### Task instructions
Retype every entry exactly, character for character.

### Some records
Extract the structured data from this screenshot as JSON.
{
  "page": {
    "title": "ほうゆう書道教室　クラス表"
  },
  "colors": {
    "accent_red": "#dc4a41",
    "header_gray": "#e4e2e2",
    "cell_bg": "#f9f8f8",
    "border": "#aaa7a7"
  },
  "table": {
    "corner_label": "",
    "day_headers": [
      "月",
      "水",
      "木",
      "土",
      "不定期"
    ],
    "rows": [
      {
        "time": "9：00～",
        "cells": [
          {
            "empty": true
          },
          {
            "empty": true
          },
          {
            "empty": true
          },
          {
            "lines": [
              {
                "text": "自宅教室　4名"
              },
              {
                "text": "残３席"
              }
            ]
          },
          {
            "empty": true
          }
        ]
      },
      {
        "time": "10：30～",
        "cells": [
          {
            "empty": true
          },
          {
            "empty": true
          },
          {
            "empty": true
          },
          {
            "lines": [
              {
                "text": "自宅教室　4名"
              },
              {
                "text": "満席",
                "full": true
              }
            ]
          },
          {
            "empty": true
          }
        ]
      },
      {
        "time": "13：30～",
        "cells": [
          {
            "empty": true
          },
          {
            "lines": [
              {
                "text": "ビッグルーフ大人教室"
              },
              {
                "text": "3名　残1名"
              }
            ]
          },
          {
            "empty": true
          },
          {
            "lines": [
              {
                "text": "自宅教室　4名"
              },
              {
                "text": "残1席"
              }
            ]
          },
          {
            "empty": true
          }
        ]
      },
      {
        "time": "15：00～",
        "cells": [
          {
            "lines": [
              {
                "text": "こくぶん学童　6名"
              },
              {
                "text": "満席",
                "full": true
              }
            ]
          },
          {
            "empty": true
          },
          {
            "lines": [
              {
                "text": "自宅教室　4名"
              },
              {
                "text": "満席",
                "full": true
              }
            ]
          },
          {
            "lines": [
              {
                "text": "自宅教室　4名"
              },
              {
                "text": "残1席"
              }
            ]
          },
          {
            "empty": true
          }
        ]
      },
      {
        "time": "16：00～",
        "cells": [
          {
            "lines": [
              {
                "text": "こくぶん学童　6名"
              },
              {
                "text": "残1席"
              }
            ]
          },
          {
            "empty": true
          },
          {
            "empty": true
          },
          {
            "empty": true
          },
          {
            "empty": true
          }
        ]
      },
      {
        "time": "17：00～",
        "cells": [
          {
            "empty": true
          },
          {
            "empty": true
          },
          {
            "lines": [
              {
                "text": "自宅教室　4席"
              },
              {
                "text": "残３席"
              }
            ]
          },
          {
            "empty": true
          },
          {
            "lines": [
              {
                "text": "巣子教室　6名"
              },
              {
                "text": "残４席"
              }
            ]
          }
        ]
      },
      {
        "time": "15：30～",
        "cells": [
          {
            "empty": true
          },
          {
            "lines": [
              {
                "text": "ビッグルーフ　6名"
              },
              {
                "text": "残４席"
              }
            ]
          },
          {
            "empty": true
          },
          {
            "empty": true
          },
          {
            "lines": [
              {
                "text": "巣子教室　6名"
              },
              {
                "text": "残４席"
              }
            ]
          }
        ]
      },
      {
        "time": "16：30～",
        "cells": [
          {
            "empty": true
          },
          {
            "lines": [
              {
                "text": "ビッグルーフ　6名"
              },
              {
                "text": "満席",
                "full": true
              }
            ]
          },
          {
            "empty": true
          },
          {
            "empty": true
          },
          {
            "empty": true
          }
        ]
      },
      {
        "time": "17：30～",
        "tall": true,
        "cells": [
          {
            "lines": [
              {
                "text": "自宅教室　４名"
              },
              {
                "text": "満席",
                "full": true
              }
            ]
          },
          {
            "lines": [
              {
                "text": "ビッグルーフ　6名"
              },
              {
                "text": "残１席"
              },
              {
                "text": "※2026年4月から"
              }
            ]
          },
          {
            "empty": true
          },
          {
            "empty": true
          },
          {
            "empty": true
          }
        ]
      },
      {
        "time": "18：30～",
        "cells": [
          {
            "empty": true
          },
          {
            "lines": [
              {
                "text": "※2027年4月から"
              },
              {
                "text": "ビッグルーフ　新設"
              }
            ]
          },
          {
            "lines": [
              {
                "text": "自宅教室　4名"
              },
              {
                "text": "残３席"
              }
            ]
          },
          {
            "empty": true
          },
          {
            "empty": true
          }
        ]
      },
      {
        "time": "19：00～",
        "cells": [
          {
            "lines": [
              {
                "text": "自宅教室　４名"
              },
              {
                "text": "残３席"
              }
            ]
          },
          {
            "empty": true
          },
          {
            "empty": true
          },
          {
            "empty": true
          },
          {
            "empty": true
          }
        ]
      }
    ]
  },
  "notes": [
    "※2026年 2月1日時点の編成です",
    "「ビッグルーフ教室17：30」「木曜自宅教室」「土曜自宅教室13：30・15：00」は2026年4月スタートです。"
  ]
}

### Task output
Extract the structured data from this screenshot as JSON.
{
  "page": {
    "title": "ほうゆう書道教室　クラス表"
  },
  "colors": {
    "accent_red": "#dc4a41",
    "header_gray": "#e4e2e2",
    "cell_bg": "#f9f8f8",
    "border": "#aaa7a7"
  },
  "table": {
    "corner_label": "",
    "day_headers": [
      "月",
      "水",
      "木",
      "土",
      "不定期"
    ],
    "rows": [
      {
        "time": "9：00～",
        "cells": [
          {
            "empty": true
          },
          {
            "empty": true
          },
          {
            "empty": true
          },
          {
            "lines": [
              {
                "text": "自宅教室　4名"
              },
              {
                "text": "残３席"
              }
            ]
          },
          {
            "empty": true
          }
        ]
      },
      {
        "time": "10：30～",
        "cells": [
          {
            "empty": true
          },
          {
            "empty": true
          },
          {
            "empty": true
          },
          {
            "lines": [
              {
                "text": "自宅教室　4名"
              },
              {
                "text": "満席",
                "full": true
              }
            ]
          },
          {
            "empty": true
          }
        ]
      },
      {
        "time": "13：30～",
        "cells": [
          {
            "empty": true
          },
          {
            "lines": [
              {
                "text": "ビッグルーフ大人教室"
              },
              {
                "text": "3名　残1名"
              }
            ]
          },
          {
            "empty": true
          },
          {
            "lines": [
              {
                "text": "自宅教室　4名"
              },
              {
                "text": "残1席"
              }
            ]
          },
          {
            "empty": true
          }
        ]
      },
      {
        "time": "15：00～",
        "cells": [
          {
            "lines": [
              {
                "text": "こくぶん学童　6名"
              },
              {
                "text": "満席",
                "full": true
              }
            ]
          },
          {
            "empty": true
          },
          {
            "lines": [
              {
                "text": "自宅教室　4名"
              },
              {
                "text": "満席",
                "full": true
              }
            ]
          },
          {
            "lines": [
              {
                "text": "自宅教室　4名"
              },
              {
                "text": "残1席"
              }
            ]
          },
          {
            "empty": true
          }
        ]
      },
      {
        "time": "16：00～",
        "cells": [
          {
            "lines": [
              {
                "text": "こくぶん学童　6名"
              },
              {
                "text": "残1席"
              }
            ]
          },
          {
            "empty": true
          },
          {
            "empty": true
          },
          {
            "empty": true
          },
          {
            "empty": true
          }
        ]
      },
      {
        "time": "17：00～",
        "cells": [
          {
            "empty": true
          },
          {
            "empty": true
          },
          {
            "lines": [
              {
                "text": "自宅教室　4席"
              },
              {
                "text": "残３席"
              }
            ]
          },
          {
            "empty": true
          },
          {
            "lines": [
              {
                "text": "巣子教室　6名"
              },
              {
                "text": "残４席"
              }
            ]
          }
        ]
      },
      {
        "time": "15：30～",
        "cells": [
          {
            "empty": true
          },
          {
            "lines": [
              {
                "text": "ビッグルーフ　6名"
              },
              {
                "text": "残４席"
              }
            ]
          },
          {
            "empty": true
          },
          {
            "empty": true
          },
          {
            "lines": [
              {
                "text": "巣子教室　6名"
              },
              {
                "text": "残４席"
              }
            ]
          }
        ]
      },
      {
        "time": "16：30～",
        "cells": [
          {
            "empty": true
          },
          {
            "lines": [
              {
                "text": "ビッグルーフ　6名"
              },
              {
                "text": "満席",
                "full": true
              }
            ]
          },
          {
            "empty": true
          },
          {
            "empty": true
          },
          {
            "empty": true
          }
        ]
      },
      {
        "time": "17：30～",
        "tall": true,
        "cells": [
          {
            "lines": [
              {
                "text": "自宅教室　４名"
              },
              {
                "text": "満席",
                "full": true
              }
            ]
          },
          {
            "lines": [
              {
                "text": "ビッグルーフ　6名"
              },
              {
                "text": "残１席"
              },
              {
                "text": "※2026年4月から"
              }
            ]
          },
          {
            "empty": true
          },
          {
            "empty": true
          },
          {
            "empty": true
          }
        ]
      },
      {
        "time": "18：30～",
        "cells": [
          {
            "empty": true
          },
          {
            "lines": [
              {
                "text": "※2027年4月から"
              },
              {
                "text": "ビッグルーフ　新設"
              }
            ]
          },
          {
            "lines": [
              {
                "text": "自宅教室　4名"
              },
              {
                "text": "残３席"
              }
            ]
          },
          {
            "empty": true
          },
          {
            "empty": true
          }
        ]
      },
      {
        "time": "19：00～",
        "cells": [
          {
            "lines": [
              {
                "text": "自宅教室　４名"
              },
              {
                "text": "残３席"
              }
            ]
          },
          {
            "empty": true
          },
          {
            "empty": true
          },
          {
            "empty": true
          },
          {
            "empty": true
          }
        ]
      }
    ]
  },
  "notes": [
    "※2026年 2月1日時点の編成です",
    "「ビッグルーフ教室17：30」「木曜自宅教室」「土曜自宅教室13：30・15：00」は2026年4月スタートです。"
  ]
}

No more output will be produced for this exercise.